■ DIRECTIONS
Find the word "政务系统审核时间为" in the listing; pull out each line holding it.

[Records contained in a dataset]

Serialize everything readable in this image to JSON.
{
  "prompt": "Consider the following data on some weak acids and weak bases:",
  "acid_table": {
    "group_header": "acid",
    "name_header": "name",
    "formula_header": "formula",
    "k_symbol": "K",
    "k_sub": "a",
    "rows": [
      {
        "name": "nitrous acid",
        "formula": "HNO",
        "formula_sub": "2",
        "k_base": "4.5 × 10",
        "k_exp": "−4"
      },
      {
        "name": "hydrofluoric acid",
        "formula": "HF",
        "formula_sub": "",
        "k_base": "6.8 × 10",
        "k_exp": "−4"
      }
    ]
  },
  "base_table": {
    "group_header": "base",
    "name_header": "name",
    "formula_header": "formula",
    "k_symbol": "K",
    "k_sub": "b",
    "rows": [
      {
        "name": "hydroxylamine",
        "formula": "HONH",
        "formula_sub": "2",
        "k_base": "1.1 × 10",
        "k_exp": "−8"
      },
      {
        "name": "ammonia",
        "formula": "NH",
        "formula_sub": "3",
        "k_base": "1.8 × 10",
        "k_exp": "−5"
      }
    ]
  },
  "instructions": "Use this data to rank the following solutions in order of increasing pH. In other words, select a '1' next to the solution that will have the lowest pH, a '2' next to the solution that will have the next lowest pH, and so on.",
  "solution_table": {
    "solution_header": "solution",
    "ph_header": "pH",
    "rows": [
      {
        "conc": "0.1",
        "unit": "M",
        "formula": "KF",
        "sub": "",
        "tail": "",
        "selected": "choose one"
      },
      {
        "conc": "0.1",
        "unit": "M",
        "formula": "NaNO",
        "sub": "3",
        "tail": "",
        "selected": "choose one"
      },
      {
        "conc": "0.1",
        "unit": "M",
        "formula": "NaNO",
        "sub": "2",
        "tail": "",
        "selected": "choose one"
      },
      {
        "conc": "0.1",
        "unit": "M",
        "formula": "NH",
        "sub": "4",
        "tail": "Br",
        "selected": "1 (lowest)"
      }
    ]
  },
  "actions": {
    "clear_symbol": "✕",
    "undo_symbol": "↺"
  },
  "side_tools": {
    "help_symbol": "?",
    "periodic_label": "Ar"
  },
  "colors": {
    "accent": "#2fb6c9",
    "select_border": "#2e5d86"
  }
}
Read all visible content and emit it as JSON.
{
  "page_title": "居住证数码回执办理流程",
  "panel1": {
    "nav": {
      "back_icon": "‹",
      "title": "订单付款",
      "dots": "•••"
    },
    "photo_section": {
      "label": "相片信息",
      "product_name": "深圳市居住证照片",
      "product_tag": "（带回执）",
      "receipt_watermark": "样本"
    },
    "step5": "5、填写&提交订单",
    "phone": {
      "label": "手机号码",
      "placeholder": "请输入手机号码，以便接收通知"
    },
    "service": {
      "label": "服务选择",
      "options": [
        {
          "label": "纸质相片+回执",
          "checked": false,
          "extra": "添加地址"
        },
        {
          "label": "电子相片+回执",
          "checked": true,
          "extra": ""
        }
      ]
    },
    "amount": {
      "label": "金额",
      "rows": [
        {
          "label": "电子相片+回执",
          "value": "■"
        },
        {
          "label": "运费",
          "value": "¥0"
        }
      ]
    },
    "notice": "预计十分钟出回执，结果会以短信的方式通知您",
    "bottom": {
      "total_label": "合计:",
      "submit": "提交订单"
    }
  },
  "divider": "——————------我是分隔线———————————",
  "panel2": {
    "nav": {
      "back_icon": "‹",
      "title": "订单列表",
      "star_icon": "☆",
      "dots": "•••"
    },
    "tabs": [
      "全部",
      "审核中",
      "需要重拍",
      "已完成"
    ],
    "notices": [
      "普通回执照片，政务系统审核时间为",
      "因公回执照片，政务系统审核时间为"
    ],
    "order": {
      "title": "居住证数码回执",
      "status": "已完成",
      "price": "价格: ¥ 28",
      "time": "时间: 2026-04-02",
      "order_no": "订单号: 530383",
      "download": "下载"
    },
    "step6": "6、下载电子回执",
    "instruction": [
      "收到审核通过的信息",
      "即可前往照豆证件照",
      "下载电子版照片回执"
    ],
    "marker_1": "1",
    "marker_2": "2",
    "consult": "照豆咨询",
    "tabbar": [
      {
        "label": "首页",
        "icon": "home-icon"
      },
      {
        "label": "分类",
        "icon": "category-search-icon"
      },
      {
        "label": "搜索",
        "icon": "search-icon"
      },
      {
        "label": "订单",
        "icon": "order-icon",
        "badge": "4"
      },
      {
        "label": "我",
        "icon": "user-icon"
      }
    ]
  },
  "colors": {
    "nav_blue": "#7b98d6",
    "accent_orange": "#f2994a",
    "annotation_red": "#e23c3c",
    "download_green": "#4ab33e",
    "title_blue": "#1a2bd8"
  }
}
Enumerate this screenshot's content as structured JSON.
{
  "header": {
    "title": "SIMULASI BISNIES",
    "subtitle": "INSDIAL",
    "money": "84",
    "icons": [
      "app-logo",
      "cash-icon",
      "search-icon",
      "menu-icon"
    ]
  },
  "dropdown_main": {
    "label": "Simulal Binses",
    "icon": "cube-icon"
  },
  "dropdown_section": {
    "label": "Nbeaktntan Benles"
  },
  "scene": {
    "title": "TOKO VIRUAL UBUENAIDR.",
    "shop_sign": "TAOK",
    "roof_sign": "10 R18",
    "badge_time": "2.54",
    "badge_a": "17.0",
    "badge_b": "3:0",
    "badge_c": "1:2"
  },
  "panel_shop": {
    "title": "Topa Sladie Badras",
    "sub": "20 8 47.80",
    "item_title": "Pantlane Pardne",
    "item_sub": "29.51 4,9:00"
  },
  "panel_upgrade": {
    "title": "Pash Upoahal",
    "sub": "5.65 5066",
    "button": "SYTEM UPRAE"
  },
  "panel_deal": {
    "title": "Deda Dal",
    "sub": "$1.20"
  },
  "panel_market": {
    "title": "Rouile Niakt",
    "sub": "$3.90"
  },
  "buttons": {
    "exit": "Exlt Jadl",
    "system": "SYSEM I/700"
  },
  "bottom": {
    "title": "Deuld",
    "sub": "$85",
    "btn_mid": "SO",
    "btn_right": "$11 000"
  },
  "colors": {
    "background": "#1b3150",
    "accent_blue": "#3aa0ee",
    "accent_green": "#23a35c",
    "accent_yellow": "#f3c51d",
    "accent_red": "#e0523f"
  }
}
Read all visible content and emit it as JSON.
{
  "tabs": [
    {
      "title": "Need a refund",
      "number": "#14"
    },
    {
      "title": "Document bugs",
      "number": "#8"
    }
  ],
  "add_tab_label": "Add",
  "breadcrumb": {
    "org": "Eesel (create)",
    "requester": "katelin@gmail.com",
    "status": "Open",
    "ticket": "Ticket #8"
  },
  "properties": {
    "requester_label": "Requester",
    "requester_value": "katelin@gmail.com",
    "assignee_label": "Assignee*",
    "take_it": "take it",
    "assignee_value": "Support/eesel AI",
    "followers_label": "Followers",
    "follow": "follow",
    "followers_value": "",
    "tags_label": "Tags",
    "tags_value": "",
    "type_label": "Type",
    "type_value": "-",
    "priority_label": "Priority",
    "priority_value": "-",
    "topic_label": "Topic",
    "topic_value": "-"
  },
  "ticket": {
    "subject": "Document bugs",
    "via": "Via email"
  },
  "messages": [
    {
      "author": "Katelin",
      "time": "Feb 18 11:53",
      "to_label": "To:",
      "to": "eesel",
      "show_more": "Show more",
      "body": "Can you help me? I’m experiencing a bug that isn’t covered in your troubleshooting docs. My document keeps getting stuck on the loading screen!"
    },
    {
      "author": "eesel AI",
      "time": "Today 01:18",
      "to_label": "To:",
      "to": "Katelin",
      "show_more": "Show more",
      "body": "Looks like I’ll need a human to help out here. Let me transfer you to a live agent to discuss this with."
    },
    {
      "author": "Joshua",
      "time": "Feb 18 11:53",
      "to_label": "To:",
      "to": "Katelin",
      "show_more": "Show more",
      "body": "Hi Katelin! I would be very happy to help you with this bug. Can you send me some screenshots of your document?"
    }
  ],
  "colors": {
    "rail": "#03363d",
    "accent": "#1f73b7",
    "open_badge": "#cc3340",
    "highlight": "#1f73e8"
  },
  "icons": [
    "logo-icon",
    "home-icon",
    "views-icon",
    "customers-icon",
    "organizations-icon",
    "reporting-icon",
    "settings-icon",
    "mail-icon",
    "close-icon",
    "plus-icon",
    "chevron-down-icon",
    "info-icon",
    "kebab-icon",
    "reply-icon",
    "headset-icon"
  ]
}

■ WORKED ANSWER
      "普通回执照片，政务系统审核时间为",
      "因公回执照片，政务系统审核时间为"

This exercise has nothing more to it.